Chart and figure data
--*--

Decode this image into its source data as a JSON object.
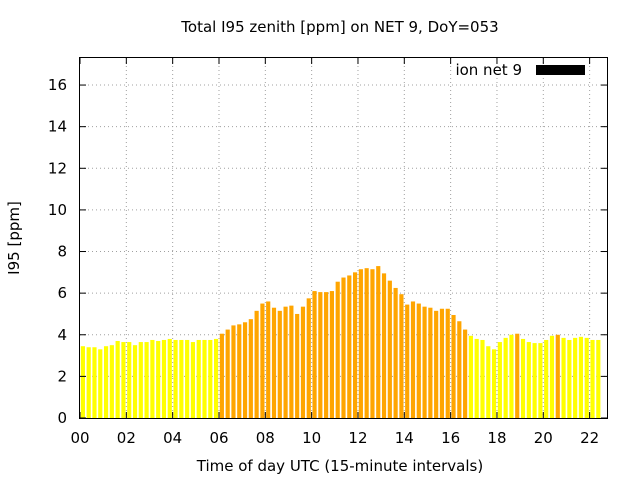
{
  "chart_data": {
    "type": "bar",
    "title": "Total I95 zenith [ppm] on NET 9, DoY=053",
    "xlabel": "Time of day UTC (15-minute intervals)",
    "ylabel": "I95 [ppm]",
    "xlim": [
      0,
      22.75
    ],
    "ylim": [
      0,
      17.3
    ],
    "x_ticks": [
      0,
      2,
      4,
      6,
      8,
      10,
      12,
      14,
      16,
      18,
      20,
      22
    ],
    "x_tick_labels": [
      "00",
      "02",
      "04",
      "06",
      "08",
      "10",
      "12",
      "14",
      "16",
      "18",
      "20",
      "22"
    ],
    "y_ticks": [
      0,
      2,
      4,
      6,
      8,
      10,
      12,
      14,
      16
    ],
    "y_tick_labels": [
      "0",
      "2",
      "4",
      "6",
      "8",
      "10",
      "12",
      "14",
      "16"
    ],
    "grid": true,
    "legend": {
      "position": "top-right",
      "entries": [
        {
          "label": "ion net 9",
          "color": "#000000"
        }
      ]
    },
    "colors": {
      "low": "#ffff00",
      "high": "#ffa500"
    },
    "interval_hours": 0.25,
    "values": [
      3.45,
      3.4,
      3.4,
      3.3,
      3.45,
      3.5,
      3.7,
      3.65,
      3.65,
      3.5,
      3.65,
      3.65,
      3.75,
      3.7,
      3.75,
      3.8,
      3.75,
      3.75,
      3.75,
      3.65,
      3.75,
      3.75,
      3.75,
      3.8,
      4.05,
      4.25,
      4.45,
      4.5,
      4.6,
      4.75,
      5.15,
      5.5,
      5.6,
      5.3,
      5.15,
      5.35,
      5.4,
      5.0,
      5.35,
      5.75,
      6.1,
      6.05,
      6.05,
      6.1,
      6.55,
      6.75,
      6.85,
      7.0,
      7.15,
      7.2,
      7.15,
      7.3,
      6.95,
      6.6,
      6.25,
      5.95,
      5.45,
      5.6,
      5.5,
      5.35,
      5.3,
      5.15,
      5.25,
      5.25,
      4.95,
      4.65,
      4.25,
      3.95,
      3.8,
      3.75,
      3.45,
      3.3,
      3.65,
      3.85,
      4.0,
      4.05,
      3.8,
      3.65,
      3.6,
      3.6,
      3.75,
      3.95,
      4.0,
      3.85,
      3.75,
      3.85,
      3.9,
      3.85,
      3.75,
      3.75
    ],
    "is_high": [
      0,
      0,
      0,
      0,
      0,
      0,
      0,
      0,
      0,
      0,
      0,
      0,
      0,
      0,
      0,
      0,
      0,
      0,
      0,
      0,
      0,
      0,
      0,
      0,
      1,
      1,
      1,
      1,
      1,
      1,
      1,
      1,
      1,
      1,
      1,
      1,
      1,
      1,
      1,
      1,
      1,
      1,
      1,
      1,
      1,
      1,
      1,
      1,
      1,
      1,
      1,
      1,
      1,
      1,
      1,
      1,
      1,
      1,
      1,
      1,
      1,
      1,
      1,
      1,
      1,
      1,
      1,
      0,
      0,
      0,
      0,
      0,
      0,
      0,
      0,
      1,
      0,
      0,
      0,
      0,
      0,
      0,
      1,
      0,
      0,
      0,
      0,
      0,
      0,
      0
    ]
  }
}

--*--

## [Your instructions]
Reproduce the full material exactly, excluding the pictures.

## [Result for this exercise]
Decode this image into its source data as a JSON object.
{
  "chart_data": {
    "type": "bar",
    "title": "Total I95 zenith [ppm] on NET 9, DoY=053",
    "xlabel": "Time of day UTC (15-minute intervals)",
    "ylabel": "I95 [ppm]",
    "xlim": [
      0,
      22.75
    ],
    "ylim": [
      0,
      17.3
    ],
    "x_ticks": [
      0,
      2,
      4,
      6,
      8,
      10,
      12,
      14,
      16,
      18,
      20,
      22
    ],
    "x_tick_labels": [
      "00",
      "02",
      "04",
      "06",
      "08",
      "10",
      "12",
      "14",
      "16",
      "18",
      "20",
      "22"
    ],
    "y_ticks": [
      0,
      2,
      4,
      6,
      8,
      10,
      12,
      14,
      16
    ],
    "y_tick_labels": [
      "0",
      "2",
      "4",
      "6",
      "8",
      "10",
      "12",
      "14",
      "16"
    ],
    "grid": true,
    "legend": {
      "position": "top-right",
      "entries": [
        {
          "label": "ion net 9",
          "color": "#000000"
        }
      ]
    },
    "colors": {
      "low": "#ffff00",
      "high": "#ffa500"
    },
    "interval_hours": 0.25,
    "values": [
      3.45,
      3.4,
      3.4,
      3.3,
      3.45,
      3.5,
      3.7,
      3.65,
      3.65,
      3.5,
      3.65,
      3.65,
      3.75,
      3.7,
      3.75,
      3.8,
      3.75,
      3.75,
      3.75,
      3.65,
      3.75,
      3.75,
      3.75,
      3.8,
      4.05,
      4.25,
      4.45,
      4.5,
      4.6,
      4.75,
      5.15,
      5.5,
      5.6,
      5.3,
      5.15,
      5.35,
      5.4,
      5.0,
      5.35,
      5.75,
      6.1,
      6.05,
      6.05,
      6.1,
      6.55,
      6.75,
      6.85,
      7.0,
      7.15,
      7.2,
      7.15,
      7.3,
      6.95,
      6.6,
      6.25,
      5.95,
      5.45,
      5.6,
      5.5,
      5.35,
      5.3,
      5.15,
      5.25,
      5.25,
      4.95,
      4.65,
      4.25,
      3.95,
      3.8,
      3.75,
      3.45,
      3.3,
      3.65,
      3.85,
      4.0,
      4.05,
      3.8,
      3.65,
      3.6,
      3.6,
      3.75,
      3.95,
      4.0,
      3.85,
      3.75,
      3.85,
      3.9,
      3.85,
      3.75,
      3.75
    ],
    "is_high": [
      0,
      0,
      0,
      0,
      0,
      0,
      0,
      0,
      0,
      0,
      0,
      0,
      0,
      0,
      0,
      0,
      0,
      0,
      0,
      0,
      0,
      0,
      0,
      0,
      1,
      1,
      1,
      1,
      1,
      1,
      1,
      1,
      1,
      1,
      1,
      1,
      1,
      1,
      1,
      1,
      1,
      1,
      1,
      1,
      1,
      1,
      1,
      1,
      1,
      1,
      1,
      1,
      1,
      1,
      1,
      1,
      1,
      1,
      1,
      1,
      1,
      1,
      1,
      1,
      1,
      1,
      1,
      0,
      0,
      0,
      0,
      0,
      0,
      0,
      0,
      1,
      0,
      0,
      0,
      0,
      0,
      0,
      1,
      0,
      0,
      0,
      0,
      0,
      0,
      0
    ]
  }
}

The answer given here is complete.